Exercise: Retype all material exactly. Pictures stay out of the copy.

══ Material to process

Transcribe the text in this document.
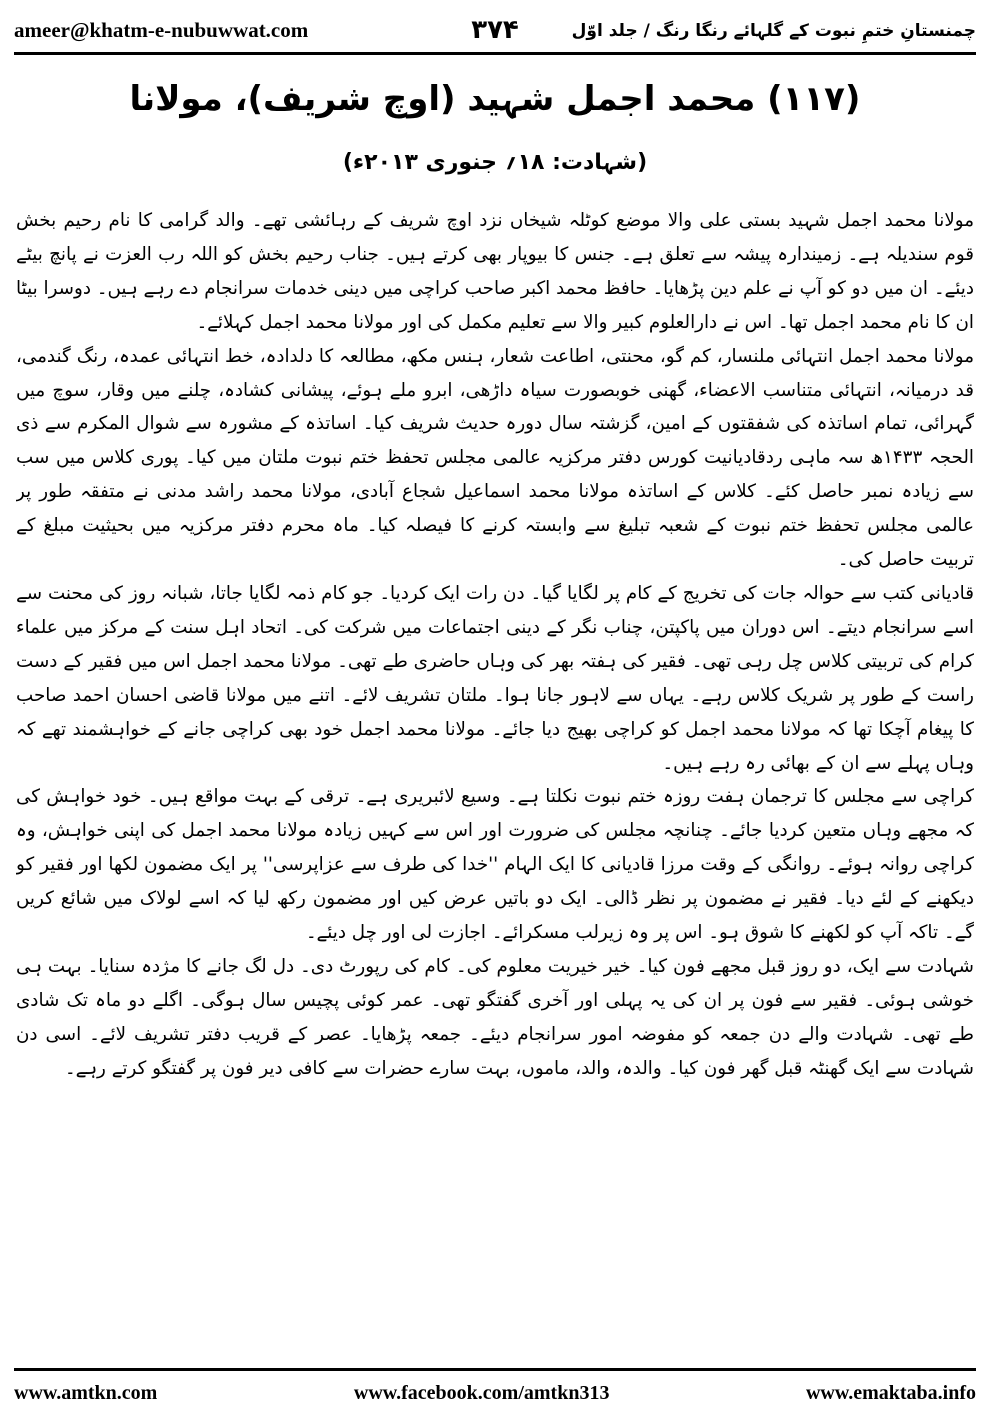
ameer@khatm-e-nubuwwat.com	۳۷۴	چمنستانِ ختمِ نبوت کے گلہائے رنگا رنگ / جلد اوّل
(۱۱۷) محمد اجمل شہید (اوچ شریف)، مولانا
(شہادت: ۱۸؍ جنوری ۲۰۱۳ء)

مولانا محمد اجمل شہید بستی علی والا موضع کوٹلہ شیخاں نزد اوچ شریف کے رہائشی تھے۔ والد گرامی کا نام رحیم بخش قوم سندیلہ ہے۔ زمیندارہ پیشہ سے تعلق ہے۔ جنس کا بیوپار بھی کرتے ہیں۔ جناب رحیم بخش کو اللہ رب العزت نے پانچ بیٹے دیئے۔ ان میں دو کو آپ نے علم دین پڑھایا۔ حافظ محمد اکبر صاحب کراچی میں دینی خدمات سرانجام دے رہے ہیں۔ دوسرا بیٹا ان کا نام محمد اجمل تھا۔ اس نے دارالعلوم کبیر والا سے تعلیم مکمل کی اور مولانا محمد اجمل کہلائے۔

مولانا محمد اجمل انتہائی ملنسار، کم گو، محنتی، اطاعت شعار، ہنس مکھ، مطالعہ کا دلدادہ، خط انتہائی عمدہ، رنگ گندمی، قد درمیانہ، انتہائی متناسب الاعضاء، گھنی خوبصورت سیاہ داڑھی، ابرو ملے ہوئے، پیشانی کشادہ، چلنے میں وقار، سوچ میں گہرائی، تمام اساتذہ کی شفقتوں کے امین، گزشتہ سال دورہ حدیث شریف کیا۔ اساتذہ کے مشورہ سے شوال المکرم سے ذی الحجہ ۱۴۳۳ھ سہ ماہی ردقادیانیت کورس دفتر مرکزیہ عالمی مجلس تحفظ ختم نبوت ملتان میں کیا۔ پوری کلاس میں سب سے زیادہ نمبر حاصل کئے۔ کلاس کے اساتذہ مولانا محمد اسماعیل شجاع آبادی، مولانا محمد راشد مدنی نے متفقہ طور پر عالمی مجلس تحفظ ختم نبوت کے شعبہ تبلیغ سے وابستہ کرنے کا فیصلہ کیا۔ ماہ محرم دفتر مرکزیہ میں بحیثیت مبلغ کے تربیت حاصل کی۔

قادیانی کتب سے حوالہ جات کی تخریج کے کام پر لگایا گیا۔ دن رات ایک کردیا۔ جو کام ذمہ لگایا جاتا، شبانہ روز کی محنت سے اسے سرانجام دیتے۔ اس دوران میں پاکپتن، چناب نگر کے دینی اجتماعات میں شرکت کی۔ اتحاد اہل سنت کے مرکز میں علماء کرام کی تربیتی کلاس چل رہی تھی۔ فقیر کی ہفتہ بھر کی وہاں حاضری طے تھی۔ مولانا محمد اجمل اس میں فقیر کے دست راست کے طور پر شریک کلاس رہے۔ یہاں سے لاہور جانا ہوا۔ ملتان تشریف لائے۔ اتنے میں مولانا قاضی احسان احمد صاحب کا پیغام آچکا تھا کہ مولانا محمد اجمل کو کراچی بھیج دیا جائے۔ مولانا محمد اجمل خود بھی کراچی جانے کے خواہشمند تھے کہ وہاں پہلے سے ان کے بھائی رہ رہے ہیں۔

کراچی سے مجلس کا ترجمان ہفت روزہ ختم نبوت نکلتا ہے۔ وسیع لائبریری ہے۔ ترقی کے بہت مواقع ہیں۔ خود خواہش کی کہ مجھے وہاں متعین کردیا جائے۔ چنانچہ مجلس کی ضرورت اور اس سے کہیں زیادہ مولانا محمد اجمل کی اپنی خواہش، وہ کراچی روانہ ہوئے۔ روانگی کے وقت مرزا قادیانی کا ایک الہام ''خدا کی طرف سے عزاپرسی'' پر ایک مضمون لکھا اور فقیر کو دیکھنے کے لئے دیا۔ فقیر نے مضمون پر نظر ڈالی۔ ایک دو باتیں عرض کیں اور مضمون رکھ لیا کہ اسے لولاک میں شائع کریں گے۔ تاکہ آپ کو لکھنے کا شوق ہو۔ اس پر وہ زیرلب مسکرائے۔ اجازت لی اور چل دیئے۔

شہادت سے ایک، دو روز قبل مجھے فون کیا۔ خیر خیریت معلوم کی۔ کام کی رپورٹ دی۔ دل لگ جانے کا مژدہ سنایا۔ بہت ہی خوشی ہوئی۔ فقیر سے فون پر ان کی یہ پہلی اور آخری گفتگو تھی۔ عمر کوئی پچیس سال ہوگی۔ اگلے دو ماہ تک شادی طے تھی۔ شہادت والے دن جمعہ کو مفوضہ امور سرانجام دیئے۔ جمعہ پڑھایا۔ عصر کے قریب دفتر تشریف لائے۔ اسی دن شہادت سے ایک گھنٹہ قبل گھر فون کیا۔ والدہ، والد، ماموں، بہت سارے حضرات سے کافی دیر فون پر گفتگو کرتے رہے۔

www.amtkn.com	www.facebook.com/amtkn313	www.emaktaba.info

════

Response:
Transcribe the text in this document.
ameer@khatm-e-nubuwwat.com	۳۷۴	چمنستانِ ختمِ نبوت کے گلہائے رنگا رنگ / جلد اوّل
(۱۱۷) محمد اجمل شہید (اوچ شریف)، مولانا
(شہادت: ۱۸؍ جنوری ۲۰۱۳ء)

مولانا محمد اجمل شہید بستی علی والا موضع کوٹلہ شیخاں نزد اوچ شریف کے رہائشی تھے۔ والد گرامی کا نام رحیم بخش قوم سندیلہ ہے۔ زمیندارہ پیشہ سے تعلق ہے۔ جنس کا بیوپار بھی کرتے ہیں۔ جناب رحیم بخش کو اللہ رب العزت نے پانچ بیٹے دیئے۔ ان میں دو کو آپ نے علم دین پڑھایا۔ حافظ محمد اکبر صاحب کراچی میں دینی خدمات سرانجام دے رہے ہیں۔ دوسرا بیٹا ان کا نام محمد اجمل تھا۔ اس نے دارالعلوم کبیر والا سے تعلیم مکمل کی اور مولانا محمد اجمل کہلائے۔

مولانا محمد اجمل انتہائی ملنسار، کم گو، محنتی، اطاعت شعار، ہنس مکھ، مطالعہ کا دلدادہ، خط انتہائی عمدہ، رنگ گندمی، قد درمیانہ، انتہائی متناسب الاعضاء، گھنی خوبصورت سیاہ داڑھی، ابرو ملے ہوئے، پیشانی کشادہ، چلنے میں وقار، سوچ میں گہرائی، تمام اساتذہ کی شفقتوں کے امین، گزشتہ سال دورہ حدیث شریف کیا۔ اساتذہ کے مشورہ سے شوال المکرم سے ذی الحجہ ۱۴۳۳ھ سہ ماہی ردقادیانیت کورس دفتر مرکزیہ عالمی مجلس تحفظ ختم نبوت ملتان میں کیا۔ پوری کلاس میں سب سے زیادہ نمبر حاصل کئے۔ کلاس کے اساتذہ مولانا محمد اسماعیل شجاع آبادی، مولانا محمد راشد مدنی نے متفقہ طور پر عالمی مجلس تحفظ ختم نبوت کے شعبہ تبلیغ سے وابستہ کرنے کا فیصلہ کیا۔ ماہ محرم دفتر مرکزیہ میں بحیثیت مبلغ کے تربیت حاصل کی۔

قادیانی کتب سے حوالہ جات کی تخریج کے کام پر لگایا گیا۔ دن رات ایک کردیا۔ جو کام ذمہ لگایا جاتا، شبانہ روز کی محنت سے اسے سرانجام دیتے۔ اس دوران میں پاکپتن، چناب نگر کے دینی اجتماعات میں شرکت کی۔ اتحاد اہل سنت کے مرکز میں علماء کرام کی تربیتی کلاس چل رہی تھی۔ فقیر کی ہفتہ بھر کی وہاں حاضری طے تھی۔ مولانا محمد اجمل اس میں فقیر کے دست راست کے طور پر شریک کلاس رہے۔ یہاں سے لاہور جانا ہوا۔ ملتان تشریف لائے۔ اتنے میں مولانا قاضی احسان احمد صاحب کا پیغام آچکا تھا کہ مولانا محمد اجمل کو کراچی بھیج دیا جائے۔ مولانا محمد اجمل خود بھی کراچی جانے کے خواہشمند تھے کہ وہاں پہلے سے ان کے بھائی رہ رہے ہیں۔

کراچی سے مجلس کا ترجمان ہفت روزہ ختم نبوت نکلتا ہے۔ وسیع لائبریری ہے۔ ترقی کے بہت مواقع ہیں۔ خود خواہش کی کہ مجھے وہاں متعین کردیا جائے۔ چنانچہ مجلس کی ضرورت اور اس سے کہیں زیادہ مولانا محمد اجمل کی اپنی خواہش، وہ کراچی روانہ ہوئے۔ روانگی کے وقت مرزا قادیانی کا ایک الہام ''خدا کی طرف سے عزاپرسی'' پر ایک مضمون لکھا اور فقیر کو دیکھنے کے لئے دیا۔ فقیر نے مضمون پر نظر ڈالی۔ ایک دو باتیں عرض کیں اور مضمون رکھ لیا کہ اسے لولاک میں شائع کریں گے۔ تاکہ آپ کو لکھنے کا شوق ہو۔ اس پر وہ زیرلب مسکرائے۔ اجازت لی اور چل دیئے۔

شہادت سے ایک، دو روز قبل مجھے فون کیا۔ خیر خیریت معلوم کی۔ کام کی رپورٹ دی۔ دل لگ جانے کا مژدہ سنایا۔ بہت ہی خوشی ہوئی۔ فقیر سے فون پر ان کی یہ پہلی اور آخری گفتگو تھی۔ عمر کوئی پچیس سال ہوگی۔ اگلے دو ماہ تک شادی طے تھی۔ شہادت والے دن جمعہ کو مفوضہ امور سرانجام دیئے۔ جمعہ پڑھایا۔ عصر کے قریب دفتر تشریف لائے۔ اسی دن شہادت سے ایک گھنٹہ قبل گھر فون کیا۔ والدہ، والد، ماموں، بہت سارے حضرات سے کافی دیر فون پر گفتگو کرتے رہے۔

www.amtkn.com	www.facebook.com/amtkn313	www.emaktaba.info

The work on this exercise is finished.